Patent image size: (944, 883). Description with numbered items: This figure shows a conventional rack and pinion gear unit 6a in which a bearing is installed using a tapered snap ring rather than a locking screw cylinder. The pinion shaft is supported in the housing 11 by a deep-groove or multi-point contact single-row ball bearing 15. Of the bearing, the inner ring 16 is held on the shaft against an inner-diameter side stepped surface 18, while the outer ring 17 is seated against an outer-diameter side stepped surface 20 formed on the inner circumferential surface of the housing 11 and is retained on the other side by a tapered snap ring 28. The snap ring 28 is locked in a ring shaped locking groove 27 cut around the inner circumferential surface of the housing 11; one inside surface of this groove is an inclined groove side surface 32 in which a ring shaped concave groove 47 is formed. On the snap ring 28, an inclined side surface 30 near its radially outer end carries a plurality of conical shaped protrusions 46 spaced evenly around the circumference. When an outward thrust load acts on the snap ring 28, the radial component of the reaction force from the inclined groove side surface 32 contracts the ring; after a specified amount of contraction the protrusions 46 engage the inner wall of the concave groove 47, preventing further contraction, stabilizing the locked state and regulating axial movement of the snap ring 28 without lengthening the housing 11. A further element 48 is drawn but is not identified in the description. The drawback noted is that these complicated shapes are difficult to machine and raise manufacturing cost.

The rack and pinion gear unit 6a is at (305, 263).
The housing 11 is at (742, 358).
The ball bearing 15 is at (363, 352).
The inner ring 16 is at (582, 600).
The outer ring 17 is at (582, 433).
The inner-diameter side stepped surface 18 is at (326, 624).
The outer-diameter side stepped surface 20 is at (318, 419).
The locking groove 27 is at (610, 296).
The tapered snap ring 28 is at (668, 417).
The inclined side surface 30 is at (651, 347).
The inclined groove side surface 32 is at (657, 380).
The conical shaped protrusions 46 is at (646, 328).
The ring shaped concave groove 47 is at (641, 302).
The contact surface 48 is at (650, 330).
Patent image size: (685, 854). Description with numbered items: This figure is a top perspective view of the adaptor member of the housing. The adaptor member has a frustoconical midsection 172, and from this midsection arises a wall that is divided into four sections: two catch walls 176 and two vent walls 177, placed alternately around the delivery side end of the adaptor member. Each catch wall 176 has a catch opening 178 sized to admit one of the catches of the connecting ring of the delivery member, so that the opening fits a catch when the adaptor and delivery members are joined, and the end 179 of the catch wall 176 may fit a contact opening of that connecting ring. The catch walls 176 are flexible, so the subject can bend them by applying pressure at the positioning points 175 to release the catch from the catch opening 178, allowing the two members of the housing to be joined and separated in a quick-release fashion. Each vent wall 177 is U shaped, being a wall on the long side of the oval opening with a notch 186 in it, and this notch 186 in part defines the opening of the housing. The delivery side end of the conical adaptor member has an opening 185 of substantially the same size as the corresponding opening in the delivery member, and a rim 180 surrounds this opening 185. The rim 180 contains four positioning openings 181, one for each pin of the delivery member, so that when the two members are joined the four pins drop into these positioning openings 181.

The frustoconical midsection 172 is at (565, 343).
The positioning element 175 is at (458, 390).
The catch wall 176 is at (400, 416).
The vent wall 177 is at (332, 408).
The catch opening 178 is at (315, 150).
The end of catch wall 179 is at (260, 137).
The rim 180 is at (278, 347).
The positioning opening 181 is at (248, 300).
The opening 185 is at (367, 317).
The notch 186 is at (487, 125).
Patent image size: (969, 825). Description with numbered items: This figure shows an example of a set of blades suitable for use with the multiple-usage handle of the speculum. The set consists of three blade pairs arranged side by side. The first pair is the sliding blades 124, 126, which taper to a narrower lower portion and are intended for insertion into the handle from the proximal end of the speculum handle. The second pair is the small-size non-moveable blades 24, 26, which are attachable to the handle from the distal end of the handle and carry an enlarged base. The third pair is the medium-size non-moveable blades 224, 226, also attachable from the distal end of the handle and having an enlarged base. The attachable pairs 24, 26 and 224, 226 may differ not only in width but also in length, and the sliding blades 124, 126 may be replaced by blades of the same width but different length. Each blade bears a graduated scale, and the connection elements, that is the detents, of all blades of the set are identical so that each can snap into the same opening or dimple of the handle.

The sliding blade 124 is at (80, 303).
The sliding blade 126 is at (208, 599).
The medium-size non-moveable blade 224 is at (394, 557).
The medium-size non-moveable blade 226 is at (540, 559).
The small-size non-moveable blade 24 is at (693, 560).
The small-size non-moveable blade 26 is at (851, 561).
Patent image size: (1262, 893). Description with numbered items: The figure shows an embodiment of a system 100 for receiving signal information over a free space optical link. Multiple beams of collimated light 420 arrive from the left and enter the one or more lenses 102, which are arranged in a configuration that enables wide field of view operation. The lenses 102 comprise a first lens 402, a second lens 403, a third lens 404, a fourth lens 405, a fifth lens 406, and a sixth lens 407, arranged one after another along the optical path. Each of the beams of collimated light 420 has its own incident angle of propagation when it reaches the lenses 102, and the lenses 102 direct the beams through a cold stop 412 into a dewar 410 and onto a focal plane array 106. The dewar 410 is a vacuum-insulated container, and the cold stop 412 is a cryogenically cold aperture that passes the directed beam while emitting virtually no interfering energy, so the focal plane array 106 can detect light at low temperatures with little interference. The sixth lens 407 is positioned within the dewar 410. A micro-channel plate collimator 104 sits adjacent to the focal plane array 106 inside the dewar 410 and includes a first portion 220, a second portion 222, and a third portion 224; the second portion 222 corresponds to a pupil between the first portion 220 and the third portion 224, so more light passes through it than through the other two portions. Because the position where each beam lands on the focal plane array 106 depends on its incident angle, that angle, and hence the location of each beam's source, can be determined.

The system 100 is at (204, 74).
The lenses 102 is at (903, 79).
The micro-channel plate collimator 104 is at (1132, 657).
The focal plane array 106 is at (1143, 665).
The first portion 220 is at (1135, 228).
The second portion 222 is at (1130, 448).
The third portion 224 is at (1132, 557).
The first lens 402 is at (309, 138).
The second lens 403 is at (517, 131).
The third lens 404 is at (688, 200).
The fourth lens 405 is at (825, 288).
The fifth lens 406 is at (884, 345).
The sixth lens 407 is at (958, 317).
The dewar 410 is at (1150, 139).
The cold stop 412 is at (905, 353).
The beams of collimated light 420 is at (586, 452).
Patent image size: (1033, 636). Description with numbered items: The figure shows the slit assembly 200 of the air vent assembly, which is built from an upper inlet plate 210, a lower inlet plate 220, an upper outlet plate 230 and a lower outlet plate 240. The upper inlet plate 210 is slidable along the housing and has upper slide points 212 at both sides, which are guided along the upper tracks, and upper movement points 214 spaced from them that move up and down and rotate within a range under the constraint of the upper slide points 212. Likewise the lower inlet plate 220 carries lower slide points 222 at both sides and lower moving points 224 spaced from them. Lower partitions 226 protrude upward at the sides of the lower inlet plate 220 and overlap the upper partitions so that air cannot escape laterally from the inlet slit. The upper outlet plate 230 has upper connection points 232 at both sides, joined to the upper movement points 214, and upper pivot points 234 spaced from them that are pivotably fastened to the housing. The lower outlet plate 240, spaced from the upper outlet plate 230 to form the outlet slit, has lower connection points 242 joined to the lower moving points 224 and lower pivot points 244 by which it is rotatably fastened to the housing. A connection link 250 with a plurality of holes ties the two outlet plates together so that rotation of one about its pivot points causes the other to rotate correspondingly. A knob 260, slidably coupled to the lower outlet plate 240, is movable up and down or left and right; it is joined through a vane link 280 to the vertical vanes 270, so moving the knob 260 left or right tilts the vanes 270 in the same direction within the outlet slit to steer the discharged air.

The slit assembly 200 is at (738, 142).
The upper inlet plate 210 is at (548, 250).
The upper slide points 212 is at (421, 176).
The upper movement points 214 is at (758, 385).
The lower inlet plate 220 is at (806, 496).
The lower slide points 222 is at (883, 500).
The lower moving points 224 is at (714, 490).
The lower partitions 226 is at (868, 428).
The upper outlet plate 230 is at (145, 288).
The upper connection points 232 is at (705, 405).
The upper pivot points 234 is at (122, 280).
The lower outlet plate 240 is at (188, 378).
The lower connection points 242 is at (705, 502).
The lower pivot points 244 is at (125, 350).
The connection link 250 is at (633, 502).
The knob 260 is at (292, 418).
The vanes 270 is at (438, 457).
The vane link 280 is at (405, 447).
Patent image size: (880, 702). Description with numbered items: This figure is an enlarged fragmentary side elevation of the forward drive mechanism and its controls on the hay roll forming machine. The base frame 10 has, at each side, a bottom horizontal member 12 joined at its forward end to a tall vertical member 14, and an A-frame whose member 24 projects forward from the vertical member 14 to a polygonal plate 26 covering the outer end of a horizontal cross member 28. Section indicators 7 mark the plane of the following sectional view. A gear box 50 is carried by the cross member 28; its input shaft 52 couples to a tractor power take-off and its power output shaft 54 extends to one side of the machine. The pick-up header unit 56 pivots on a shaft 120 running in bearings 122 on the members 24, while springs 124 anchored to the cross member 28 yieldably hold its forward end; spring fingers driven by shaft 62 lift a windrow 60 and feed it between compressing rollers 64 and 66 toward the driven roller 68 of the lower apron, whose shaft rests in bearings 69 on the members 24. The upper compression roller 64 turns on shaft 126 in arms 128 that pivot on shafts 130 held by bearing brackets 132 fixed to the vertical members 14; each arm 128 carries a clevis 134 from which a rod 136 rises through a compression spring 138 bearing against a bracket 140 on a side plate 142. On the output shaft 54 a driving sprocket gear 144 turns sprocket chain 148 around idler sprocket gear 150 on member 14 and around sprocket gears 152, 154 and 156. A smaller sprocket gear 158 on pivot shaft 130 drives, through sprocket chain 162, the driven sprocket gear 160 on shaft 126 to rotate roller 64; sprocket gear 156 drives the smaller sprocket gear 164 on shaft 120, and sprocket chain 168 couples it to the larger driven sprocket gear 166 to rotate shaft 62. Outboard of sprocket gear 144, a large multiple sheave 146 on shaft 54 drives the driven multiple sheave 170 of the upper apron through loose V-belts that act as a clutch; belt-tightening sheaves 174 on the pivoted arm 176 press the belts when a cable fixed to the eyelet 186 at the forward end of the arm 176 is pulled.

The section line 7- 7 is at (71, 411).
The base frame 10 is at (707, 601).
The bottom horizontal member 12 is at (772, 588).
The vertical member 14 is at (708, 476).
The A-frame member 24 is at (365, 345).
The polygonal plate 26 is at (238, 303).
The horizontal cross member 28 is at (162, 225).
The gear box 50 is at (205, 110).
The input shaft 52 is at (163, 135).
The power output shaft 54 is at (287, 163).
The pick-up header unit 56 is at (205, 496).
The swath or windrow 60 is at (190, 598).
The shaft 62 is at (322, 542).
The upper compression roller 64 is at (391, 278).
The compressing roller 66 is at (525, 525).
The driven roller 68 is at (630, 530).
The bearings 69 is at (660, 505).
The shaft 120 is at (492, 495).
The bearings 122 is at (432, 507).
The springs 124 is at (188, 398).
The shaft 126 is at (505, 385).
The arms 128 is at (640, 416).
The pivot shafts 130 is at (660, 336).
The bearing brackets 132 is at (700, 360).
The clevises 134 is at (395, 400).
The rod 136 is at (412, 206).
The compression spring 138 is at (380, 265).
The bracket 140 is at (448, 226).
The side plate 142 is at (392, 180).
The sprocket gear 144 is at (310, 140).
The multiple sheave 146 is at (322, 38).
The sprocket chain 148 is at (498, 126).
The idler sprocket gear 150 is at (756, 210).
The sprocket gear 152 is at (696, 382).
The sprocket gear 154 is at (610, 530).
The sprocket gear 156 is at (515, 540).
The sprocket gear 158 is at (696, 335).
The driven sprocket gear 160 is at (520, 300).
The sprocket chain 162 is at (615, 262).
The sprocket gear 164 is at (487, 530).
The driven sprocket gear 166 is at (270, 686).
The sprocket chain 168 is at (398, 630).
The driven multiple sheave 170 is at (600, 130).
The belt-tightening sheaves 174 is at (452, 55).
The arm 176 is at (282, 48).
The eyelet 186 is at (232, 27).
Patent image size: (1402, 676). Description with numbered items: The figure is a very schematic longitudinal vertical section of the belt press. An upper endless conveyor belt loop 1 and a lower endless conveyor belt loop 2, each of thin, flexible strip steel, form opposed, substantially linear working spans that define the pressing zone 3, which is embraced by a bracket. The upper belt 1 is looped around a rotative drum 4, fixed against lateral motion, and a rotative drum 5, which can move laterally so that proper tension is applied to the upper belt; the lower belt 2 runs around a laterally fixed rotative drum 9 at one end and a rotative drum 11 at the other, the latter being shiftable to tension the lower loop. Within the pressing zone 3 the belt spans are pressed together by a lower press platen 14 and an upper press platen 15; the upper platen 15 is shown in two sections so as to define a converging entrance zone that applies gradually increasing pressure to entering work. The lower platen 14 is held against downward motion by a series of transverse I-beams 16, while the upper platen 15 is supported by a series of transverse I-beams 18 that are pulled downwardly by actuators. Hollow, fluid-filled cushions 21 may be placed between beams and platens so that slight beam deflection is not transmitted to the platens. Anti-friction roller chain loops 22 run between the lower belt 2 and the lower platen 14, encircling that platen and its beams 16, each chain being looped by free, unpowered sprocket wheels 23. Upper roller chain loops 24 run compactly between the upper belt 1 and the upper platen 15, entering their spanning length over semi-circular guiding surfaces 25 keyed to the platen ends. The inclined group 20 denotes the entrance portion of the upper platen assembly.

==============================

### Exercise prompt
Reproduce the stretch of the listing above from the line that contains "Patent image size: (1033, 636)." through the line that contains "The upper inlet plate 210 is at (548, 250).", keeping each line as it appears.

### Written answer
Patent image size: (1033, 636). Description with numbered items: The figure shows the slit assembly 200 of the air vent assembly, which is built from an upper inlet plate 210, a lower inlet plate 220, an upper outlet plate 230 and a lower outlet plate 240. The upper inlet plate 210 is slidable along the housing and has upper slide points 212 at both sides, which are guided along the upper tracks, and upper movement points 214 spaced from them that move up and down and rotate within a range under the constraint of the upper slide points 212. Likewise the lower inlet plate 220 carries lower slide points 222 at both sides and lower moving points 224 spaced from them. Lower partitions 226 protrude upward at the sides of the lower inlet plate 220 and overlap the upper partitions so that air cannot escape laterally from the inlet slit. The upper outlet plate 230 has upper connection points 232 at both sides, joined to the upper movement points 214, and upper pivot points 234 spaced from them that are pivotably fastened to the housing. The lower outlet plate 240, spaced from the upper outlet plate 230 to form the outlet slit, has lower connection points 242 joined to the lower moving points 224 and lower pivot points 244 by which it is rotatably fastened to the housing. A connection link 250 with a plurality of holes ties the two outlet plates together so that rotation of one about its pivot points causes the other to rotate correspondingly. A knob 260, slidably coupled to the lower outlet plate 240, is movable up and down or left and right; it is joined through a vane link 280 to the vertical vanes 270, so moving the knob 260 left or right tilts the vanes 270 in the same direction within the outlet slit to steer the discharged air.

The slit assembly 200 is at (738, 142).
The upper inlet plate 210 is at (548, 250).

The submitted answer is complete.